Material provided start
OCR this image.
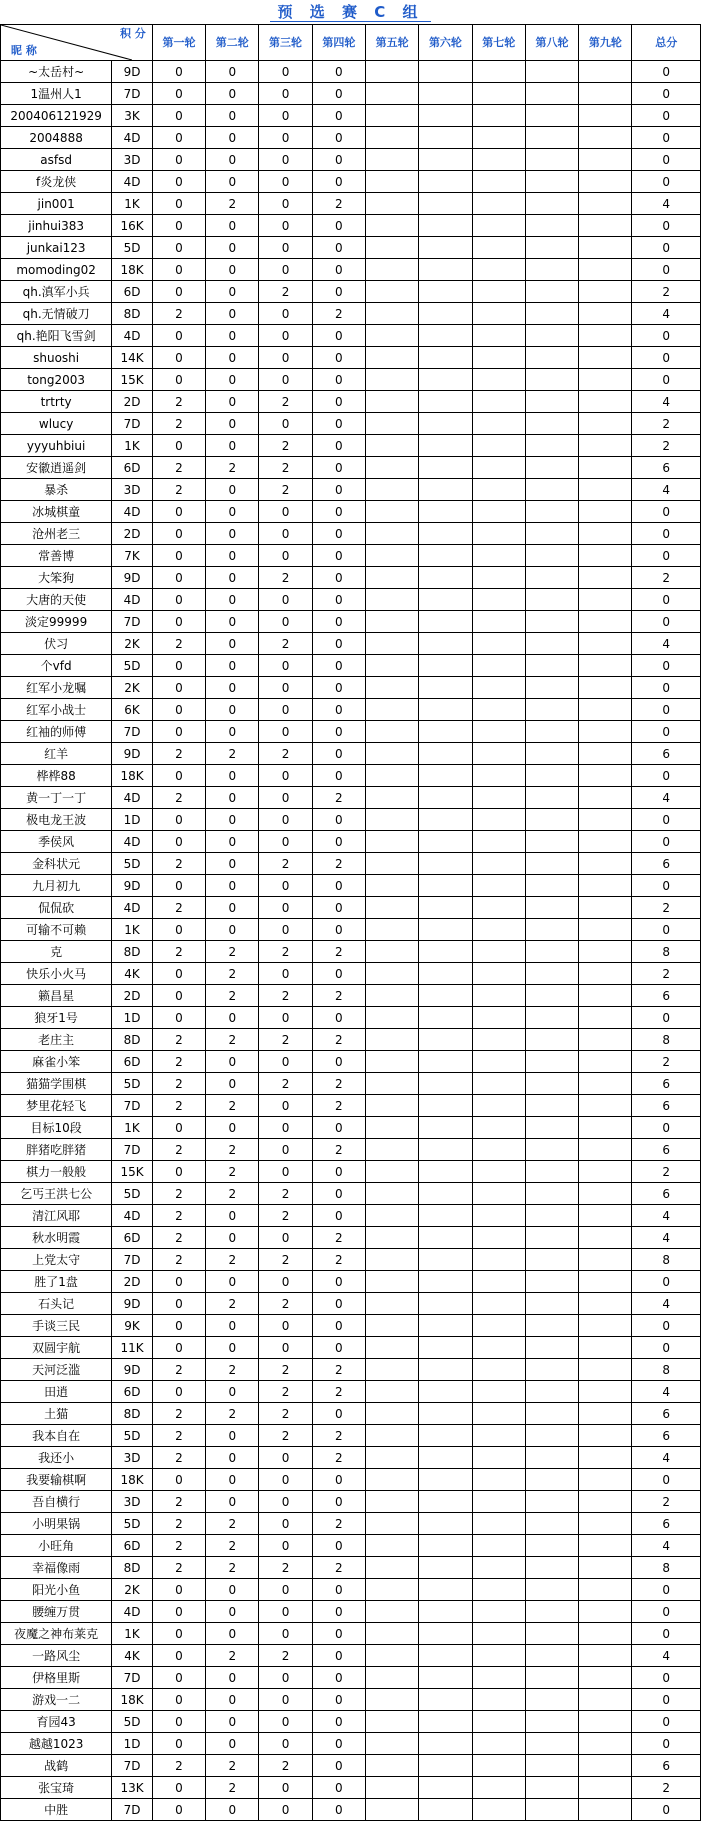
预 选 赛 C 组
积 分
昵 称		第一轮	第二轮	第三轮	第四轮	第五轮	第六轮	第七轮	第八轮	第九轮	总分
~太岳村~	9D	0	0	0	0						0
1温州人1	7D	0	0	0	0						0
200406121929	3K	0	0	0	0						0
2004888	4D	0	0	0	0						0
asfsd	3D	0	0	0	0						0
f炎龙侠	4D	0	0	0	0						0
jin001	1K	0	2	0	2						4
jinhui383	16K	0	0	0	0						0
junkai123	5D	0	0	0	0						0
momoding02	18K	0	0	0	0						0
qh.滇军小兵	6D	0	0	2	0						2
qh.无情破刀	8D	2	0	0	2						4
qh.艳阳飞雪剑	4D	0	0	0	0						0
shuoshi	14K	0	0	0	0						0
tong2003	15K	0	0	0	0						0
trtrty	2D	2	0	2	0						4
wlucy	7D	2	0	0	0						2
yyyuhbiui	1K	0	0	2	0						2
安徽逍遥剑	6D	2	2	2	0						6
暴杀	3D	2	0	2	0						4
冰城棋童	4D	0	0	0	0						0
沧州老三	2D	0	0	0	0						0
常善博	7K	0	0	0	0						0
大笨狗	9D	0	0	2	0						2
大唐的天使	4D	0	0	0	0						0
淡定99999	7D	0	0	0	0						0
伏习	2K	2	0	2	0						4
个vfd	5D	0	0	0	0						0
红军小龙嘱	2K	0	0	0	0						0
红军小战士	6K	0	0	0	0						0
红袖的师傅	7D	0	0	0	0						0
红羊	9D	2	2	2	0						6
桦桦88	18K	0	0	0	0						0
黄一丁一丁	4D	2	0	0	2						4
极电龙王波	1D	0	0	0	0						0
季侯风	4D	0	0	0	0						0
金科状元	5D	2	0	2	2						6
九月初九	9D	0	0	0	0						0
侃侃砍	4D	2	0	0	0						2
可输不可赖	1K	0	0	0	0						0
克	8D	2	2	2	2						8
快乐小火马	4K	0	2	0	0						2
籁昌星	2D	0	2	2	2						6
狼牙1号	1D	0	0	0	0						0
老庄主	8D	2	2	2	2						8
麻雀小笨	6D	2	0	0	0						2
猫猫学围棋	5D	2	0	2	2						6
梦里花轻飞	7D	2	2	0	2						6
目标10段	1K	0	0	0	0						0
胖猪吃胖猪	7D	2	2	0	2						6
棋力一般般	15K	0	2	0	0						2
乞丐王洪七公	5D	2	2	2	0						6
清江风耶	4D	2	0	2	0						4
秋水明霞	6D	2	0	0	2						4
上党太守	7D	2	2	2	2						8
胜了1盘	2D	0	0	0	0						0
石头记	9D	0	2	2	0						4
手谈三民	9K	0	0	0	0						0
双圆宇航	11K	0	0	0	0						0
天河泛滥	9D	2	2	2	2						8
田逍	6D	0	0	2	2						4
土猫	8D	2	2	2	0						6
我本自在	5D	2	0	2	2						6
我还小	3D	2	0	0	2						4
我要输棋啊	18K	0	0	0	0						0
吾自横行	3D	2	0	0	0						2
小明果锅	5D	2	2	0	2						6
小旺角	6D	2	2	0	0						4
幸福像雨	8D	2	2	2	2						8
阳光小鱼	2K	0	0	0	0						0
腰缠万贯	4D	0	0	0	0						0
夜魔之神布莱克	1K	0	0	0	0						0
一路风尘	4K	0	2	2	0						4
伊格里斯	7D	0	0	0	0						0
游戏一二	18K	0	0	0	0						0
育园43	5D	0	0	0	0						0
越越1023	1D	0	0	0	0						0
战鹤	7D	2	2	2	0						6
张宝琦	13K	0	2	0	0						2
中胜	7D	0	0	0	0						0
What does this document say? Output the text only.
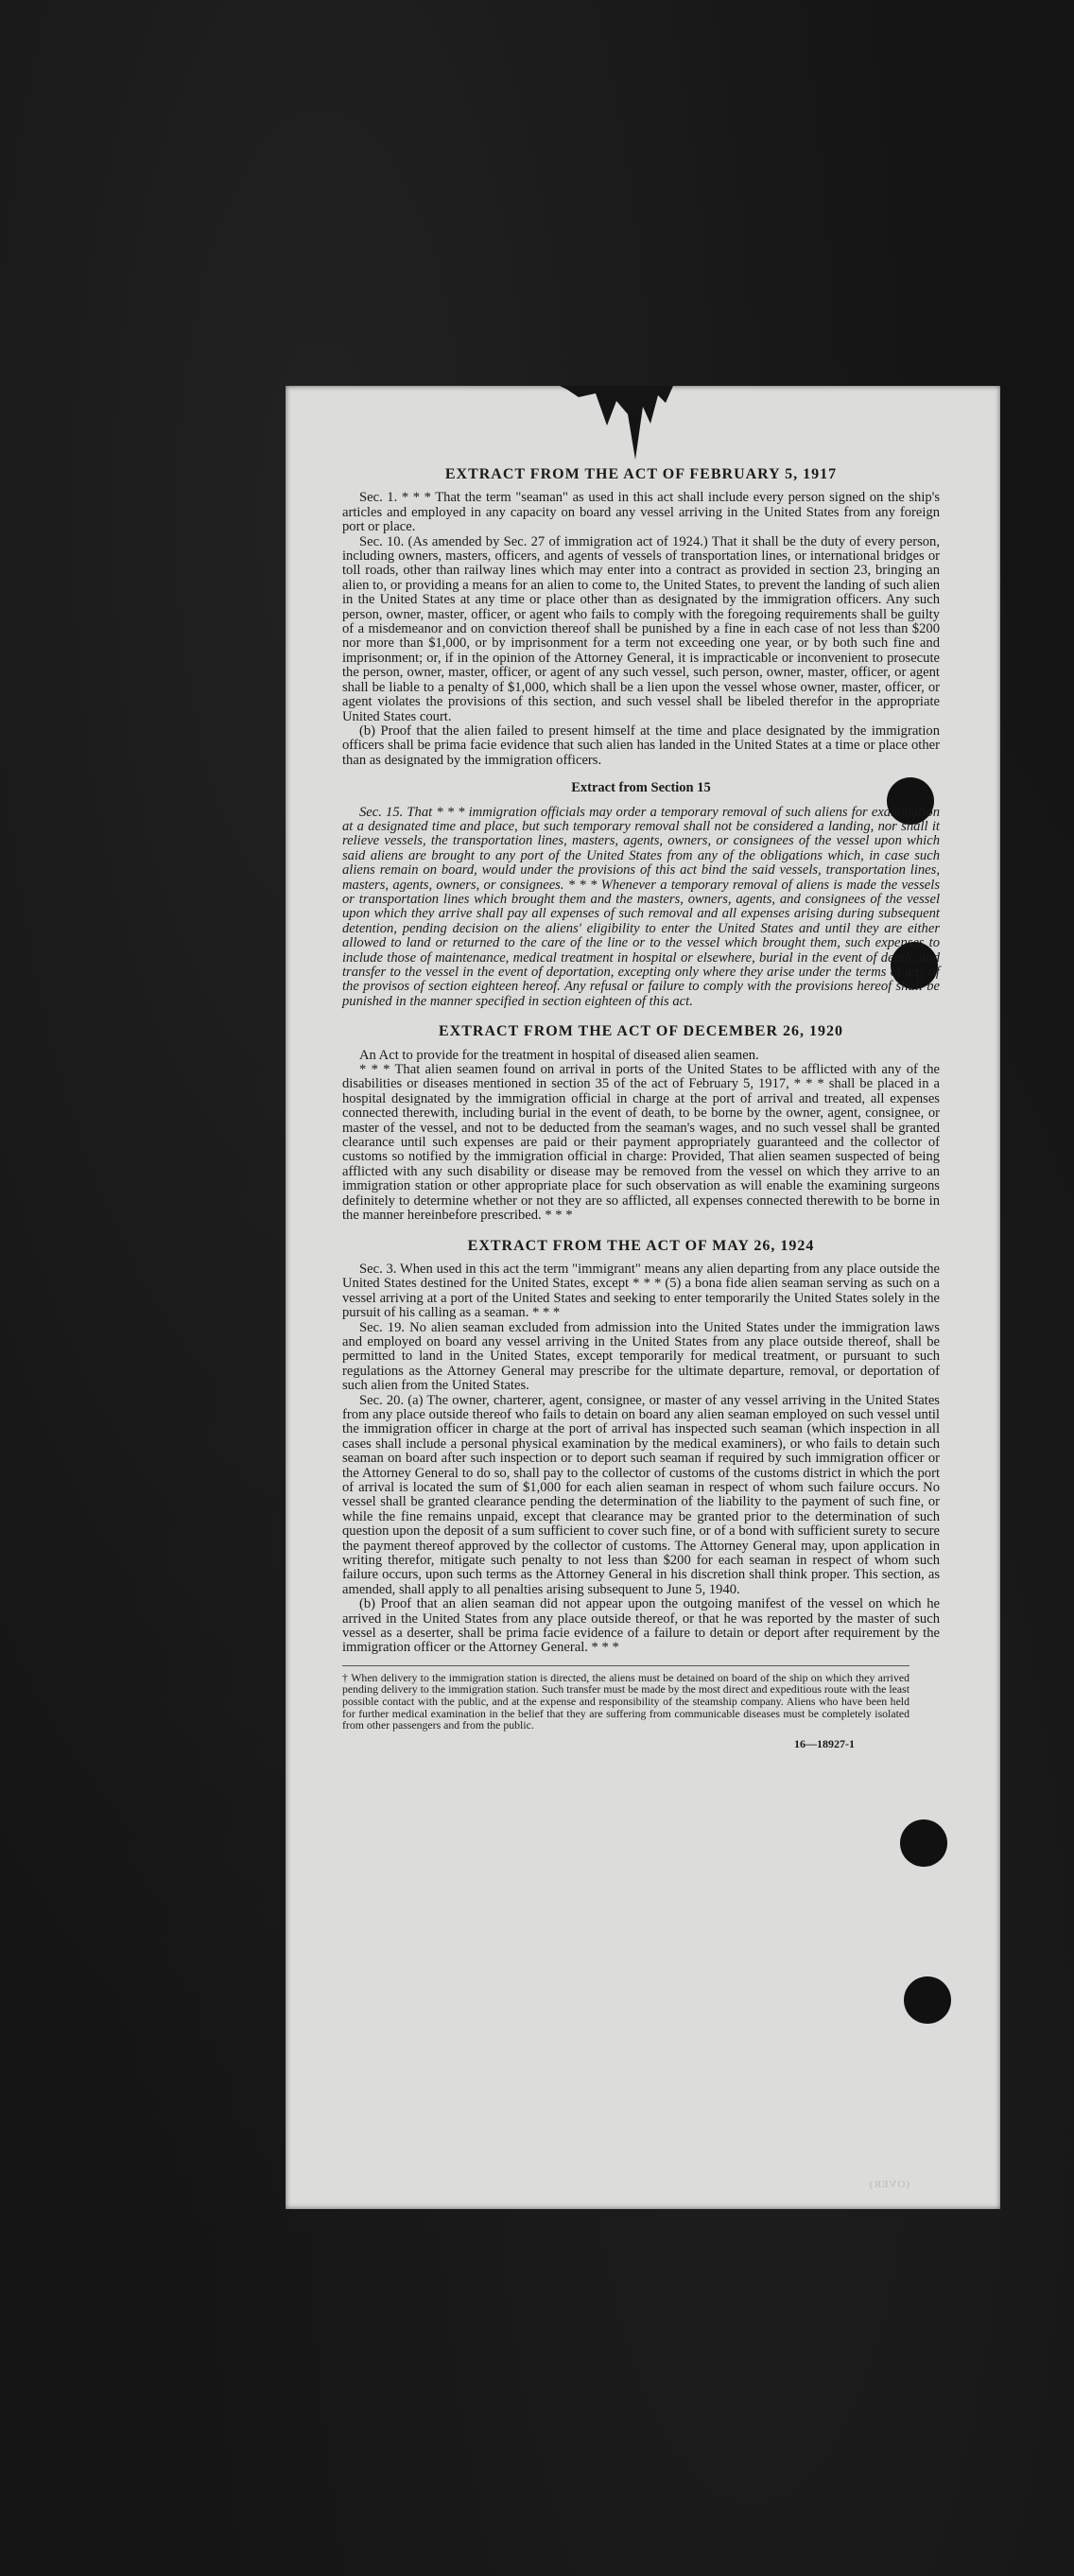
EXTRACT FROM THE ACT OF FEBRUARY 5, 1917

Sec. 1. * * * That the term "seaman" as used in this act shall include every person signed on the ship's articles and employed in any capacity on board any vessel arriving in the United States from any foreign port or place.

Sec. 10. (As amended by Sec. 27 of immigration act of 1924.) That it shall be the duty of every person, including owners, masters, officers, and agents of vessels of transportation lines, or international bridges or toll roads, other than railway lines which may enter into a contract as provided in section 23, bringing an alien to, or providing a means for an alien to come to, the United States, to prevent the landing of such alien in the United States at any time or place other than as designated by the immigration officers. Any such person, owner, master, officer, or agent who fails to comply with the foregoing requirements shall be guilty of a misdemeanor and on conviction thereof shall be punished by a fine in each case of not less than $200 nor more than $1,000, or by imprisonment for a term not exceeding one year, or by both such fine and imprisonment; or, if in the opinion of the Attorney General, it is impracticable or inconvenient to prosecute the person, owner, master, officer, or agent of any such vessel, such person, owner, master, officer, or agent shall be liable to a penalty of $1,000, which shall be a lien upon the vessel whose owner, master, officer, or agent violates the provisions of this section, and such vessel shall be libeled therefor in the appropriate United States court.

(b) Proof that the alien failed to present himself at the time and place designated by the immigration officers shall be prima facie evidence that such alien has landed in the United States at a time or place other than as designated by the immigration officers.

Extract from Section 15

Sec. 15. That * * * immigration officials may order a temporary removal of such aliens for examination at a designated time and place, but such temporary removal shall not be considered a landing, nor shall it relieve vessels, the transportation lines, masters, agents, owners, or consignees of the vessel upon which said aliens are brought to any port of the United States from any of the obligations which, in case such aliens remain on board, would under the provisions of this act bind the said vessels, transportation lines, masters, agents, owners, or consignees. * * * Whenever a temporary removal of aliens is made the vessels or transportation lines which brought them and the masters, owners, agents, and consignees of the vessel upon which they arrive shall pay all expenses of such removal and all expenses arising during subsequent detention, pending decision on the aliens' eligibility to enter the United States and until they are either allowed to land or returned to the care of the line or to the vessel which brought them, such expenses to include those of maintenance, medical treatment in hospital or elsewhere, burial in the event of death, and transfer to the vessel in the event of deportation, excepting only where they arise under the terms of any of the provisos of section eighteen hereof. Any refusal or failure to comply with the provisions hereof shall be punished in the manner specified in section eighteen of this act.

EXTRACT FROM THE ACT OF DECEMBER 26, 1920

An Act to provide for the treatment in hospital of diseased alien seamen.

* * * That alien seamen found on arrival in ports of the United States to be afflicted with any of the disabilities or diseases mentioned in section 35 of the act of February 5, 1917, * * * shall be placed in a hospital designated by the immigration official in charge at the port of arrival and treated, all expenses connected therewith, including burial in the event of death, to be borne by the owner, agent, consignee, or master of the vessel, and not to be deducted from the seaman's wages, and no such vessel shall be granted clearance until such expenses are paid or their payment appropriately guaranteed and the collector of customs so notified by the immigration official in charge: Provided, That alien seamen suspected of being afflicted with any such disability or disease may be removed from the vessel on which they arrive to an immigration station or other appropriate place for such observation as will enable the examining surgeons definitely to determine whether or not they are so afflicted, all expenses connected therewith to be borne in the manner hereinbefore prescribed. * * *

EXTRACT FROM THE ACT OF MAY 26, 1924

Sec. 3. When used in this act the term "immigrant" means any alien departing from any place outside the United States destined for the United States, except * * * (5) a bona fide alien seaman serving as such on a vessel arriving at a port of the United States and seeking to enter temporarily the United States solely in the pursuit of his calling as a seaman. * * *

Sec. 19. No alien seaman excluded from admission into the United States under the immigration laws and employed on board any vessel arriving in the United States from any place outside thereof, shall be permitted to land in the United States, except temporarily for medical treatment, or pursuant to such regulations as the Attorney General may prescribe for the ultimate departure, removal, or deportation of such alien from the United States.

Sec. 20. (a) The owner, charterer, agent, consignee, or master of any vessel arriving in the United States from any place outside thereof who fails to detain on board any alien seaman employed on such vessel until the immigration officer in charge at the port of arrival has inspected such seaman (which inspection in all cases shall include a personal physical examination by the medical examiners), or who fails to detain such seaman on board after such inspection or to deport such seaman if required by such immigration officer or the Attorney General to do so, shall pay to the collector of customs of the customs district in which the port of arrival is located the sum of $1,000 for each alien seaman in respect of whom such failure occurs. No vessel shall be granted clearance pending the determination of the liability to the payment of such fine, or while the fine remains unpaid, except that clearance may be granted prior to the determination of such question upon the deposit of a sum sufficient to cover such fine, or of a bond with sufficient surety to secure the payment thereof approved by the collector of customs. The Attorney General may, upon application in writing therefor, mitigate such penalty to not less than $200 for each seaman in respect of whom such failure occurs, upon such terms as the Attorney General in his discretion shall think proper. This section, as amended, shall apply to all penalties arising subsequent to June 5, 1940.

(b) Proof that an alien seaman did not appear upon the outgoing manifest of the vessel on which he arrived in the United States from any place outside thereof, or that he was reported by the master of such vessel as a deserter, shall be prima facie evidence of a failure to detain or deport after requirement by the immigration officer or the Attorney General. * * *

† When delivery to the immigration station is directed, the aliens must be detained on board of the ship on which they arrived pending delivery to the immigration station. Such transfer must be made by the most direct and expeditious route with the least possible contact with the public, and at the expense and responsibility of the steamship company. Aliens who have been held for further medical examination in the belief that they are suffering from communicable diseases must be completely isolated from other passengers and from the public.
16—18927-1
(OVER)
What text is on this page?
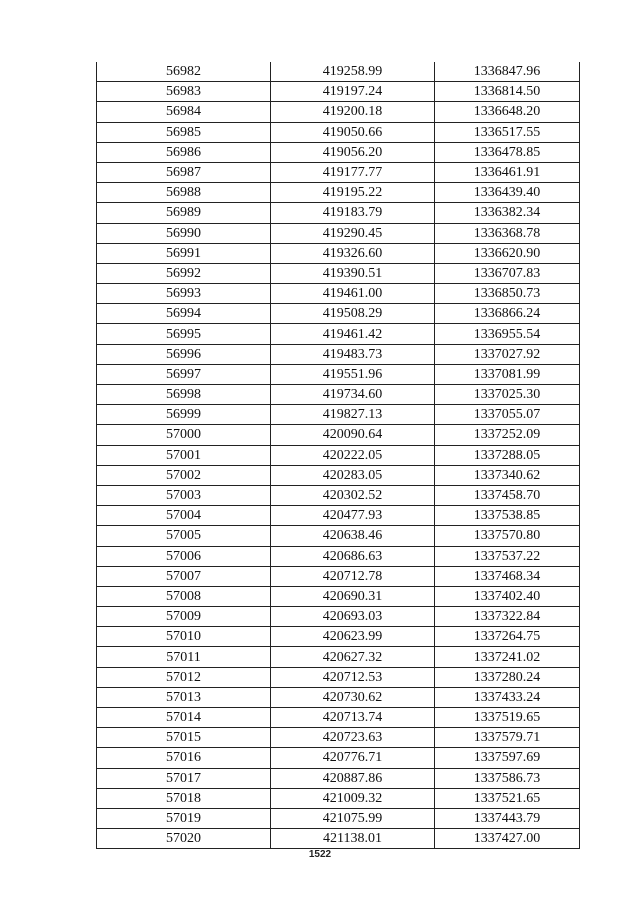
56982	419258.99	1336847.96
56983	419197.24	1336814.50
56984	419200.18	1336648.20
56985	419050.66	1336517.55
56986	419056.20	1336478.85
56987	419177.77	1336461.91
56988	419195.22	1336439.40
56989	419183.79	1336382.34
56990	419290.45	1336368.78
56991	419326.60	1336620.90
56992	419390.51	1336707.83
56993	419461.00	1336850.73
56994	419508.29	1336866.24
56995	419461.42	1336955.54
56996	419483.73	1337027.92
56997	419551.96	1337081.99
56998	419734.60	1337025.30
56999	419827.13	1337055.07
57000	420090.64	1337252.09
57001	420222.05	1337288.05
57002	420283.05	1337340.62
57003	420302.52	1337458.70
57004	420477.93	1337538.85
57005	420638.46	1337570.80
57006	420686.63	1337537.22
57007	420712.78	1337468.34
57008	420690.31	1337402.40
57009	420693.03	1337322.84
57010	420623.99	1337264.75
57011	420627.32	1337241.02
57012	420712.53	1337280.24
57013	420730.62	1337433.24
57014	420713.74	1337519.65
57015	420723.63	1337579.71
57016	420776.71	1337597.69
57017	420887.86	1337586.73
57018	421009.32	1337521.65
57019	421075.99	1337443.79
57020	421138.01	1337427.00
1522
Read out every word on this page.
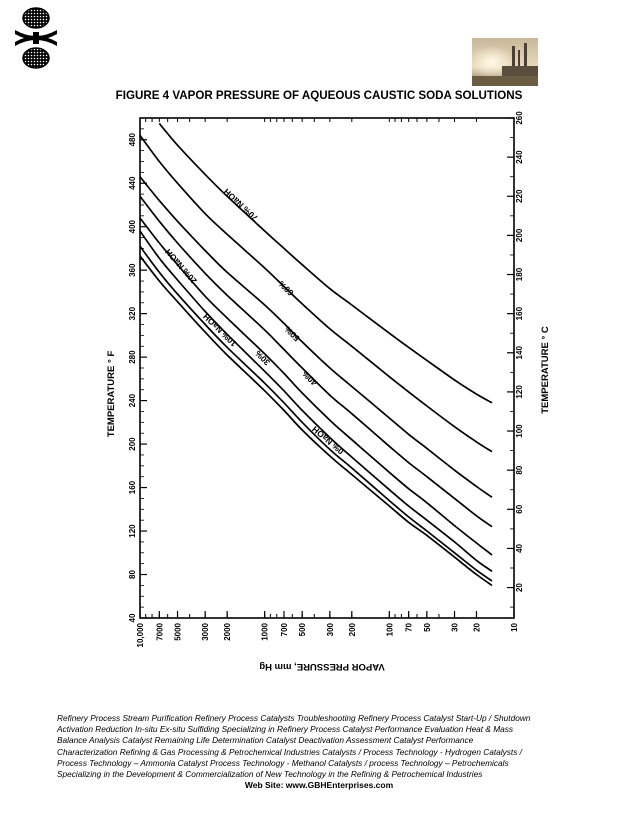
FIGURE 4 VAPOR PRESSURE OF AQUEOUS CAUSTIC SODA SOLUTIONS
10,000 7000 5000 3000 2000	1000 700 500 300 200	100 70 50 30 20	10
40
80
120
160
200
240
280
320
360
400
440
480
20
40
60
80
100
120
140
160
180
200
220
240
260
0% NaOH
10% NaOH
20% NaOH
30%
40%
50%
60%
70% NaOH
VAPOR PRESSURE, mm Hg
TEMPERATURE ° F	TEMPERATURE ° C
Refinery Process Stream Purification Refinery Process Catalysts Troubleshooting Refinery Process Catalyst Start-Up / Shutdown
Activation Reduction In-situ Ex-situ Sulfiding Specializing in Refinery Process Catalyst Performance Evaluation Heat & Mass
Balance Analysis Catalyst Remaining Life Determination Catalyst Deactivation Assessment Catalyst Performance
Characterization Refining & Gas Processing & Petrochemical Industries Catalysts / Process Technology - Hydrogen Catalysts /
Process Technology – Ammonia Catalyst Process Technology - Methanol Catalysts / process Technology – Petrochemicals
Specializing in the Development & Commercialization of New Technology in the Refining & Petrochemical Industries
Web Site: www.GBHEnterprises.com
Material provided end
- **Your objective**
Reproduce precisely the lines of the entries above, from the one containing "What text is on this page?" through the final one, both ends included, and omit the pictures.

- **Final result**
What text is on this page?
56982	419258.99	1336847.96
56983	419197.24	1336814.50
56984	419200.18	1336648.20
56985	419050.66	1336517.55
56986	419056.20	1336478.85
56987	419177.77	1336461.91
56988	419195.22	1336439.40
56989	419183.79	1336382.34
56990	419290.45	1336368.78
56991	419326.60	1336620.90
56992	419390.51	1336707.83
56993	419461.00	1336850.73
56994	419508.29	1336866.24
56995	419461.42	1336955.54
56996	419483.73	1337027.92
56997	419551.96	1337081.99
56998	419734.60	1337025.30
56999	419827.13	1337055.07
57000	420090.64	1337252.09
57001	420222.05	1337288.05
57002	420283.05	1337340.62
57003	420302.52	1337458.70
57004	420477.93	1337538.85
57005	420638.46	1337570.80
57006	420686.63	1337537.22
57007	420712.78	1337468.34
57008	420690.31	1337402.40
57009	420693.03	1337322.84
57010	420623.99	1337264.75
57011	420627.32	1337241.02
57012	420712.53	1337280.24
57013	420730.62	1337433.24
57014	420713.74	1337519.65
57015	420723.63	1337579.71
57016	420776.71	1337597.69
57017	420887.86	1337586.73
57018	421009.32	1337521.65
57019	421075.99	1337443.79
57020	421138.01	1337427.00
1522
Read out every word on this page.
FIGURE 4 VAPOR PRESSURE OF AQUEOUS CAUSTIC SODA SOLUTIONS
10,000 7000 5000 3000 2000	1000 700 500 300 200	100 70 50 30 20	10
40
80
120
160
200
240
280
320
360
400
440
480
20
40
60
80
100
120
140
160
180
200
220
240
260
0% NaOH
10% NaOH
20% NaOH
30%
40%
50%
60%
70% NaOH
VAPOR PRESSURE, mm Hg
TEMPERATURE ° F	TEMPERATURE ° C
Refinery Process Stream Purification Refinery Process Catalysts Troubleshooting Refinery Process Catalyst Start-Up / Shutdown
Activation Reduction In-situ Ex-situ Sulfiding Specializing in Refinery Process Catalyst Performance Evaluation Heat & Mass
Balance Analysis Catalyst Remaining Life Determination Catalyst Deactivation Assessment Catalyst Performance
Characterization Refining & Gas Processing & Petrochemical Industries Catalysts / Process Technology - Hydrogen Catalysts /
Process Technology – Ammonia Catalyst Process Technology - Methanol Catalysts / process Technology – Petrochemicals
Specializing in the Development & Commercialization of New Technology in the Refining & Petrochemical Industries
Web Site: www.GBHEnterprises.com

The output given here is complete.